**GIVEN EXERCISE:** The answer is one number: how many lines hold the string "time".

Stored dataset items

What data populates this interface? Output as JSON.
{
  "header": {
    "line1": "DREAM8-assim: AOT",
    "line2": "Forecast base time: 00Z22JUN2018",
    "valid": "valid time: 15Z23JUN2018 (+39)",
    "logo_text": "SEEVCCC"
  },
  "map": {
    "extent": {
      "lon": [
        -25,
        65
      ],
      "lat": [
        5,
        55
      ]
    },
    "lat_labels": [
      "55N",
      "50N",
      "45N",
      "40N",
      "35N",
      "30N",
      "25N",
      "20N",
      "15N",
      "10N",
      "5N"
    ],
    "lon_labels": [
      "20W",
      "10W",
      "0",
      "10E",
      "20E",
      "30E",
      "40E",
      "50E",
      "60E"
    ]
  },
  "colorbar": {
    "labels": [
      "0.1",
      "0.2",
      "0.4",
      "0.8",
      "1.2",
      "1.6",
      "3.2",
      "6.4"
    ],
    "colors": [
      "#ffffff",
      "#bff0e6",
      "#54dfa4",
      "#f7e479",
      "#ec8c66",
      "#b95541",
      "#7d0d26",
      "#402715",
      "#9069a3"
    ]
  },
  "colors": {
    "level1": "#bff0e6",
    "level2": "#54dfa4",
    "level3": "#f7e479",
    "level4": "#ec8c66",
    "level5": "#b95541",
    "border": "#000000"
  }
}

**SOLUTION TO THIS EXERCISE:** 2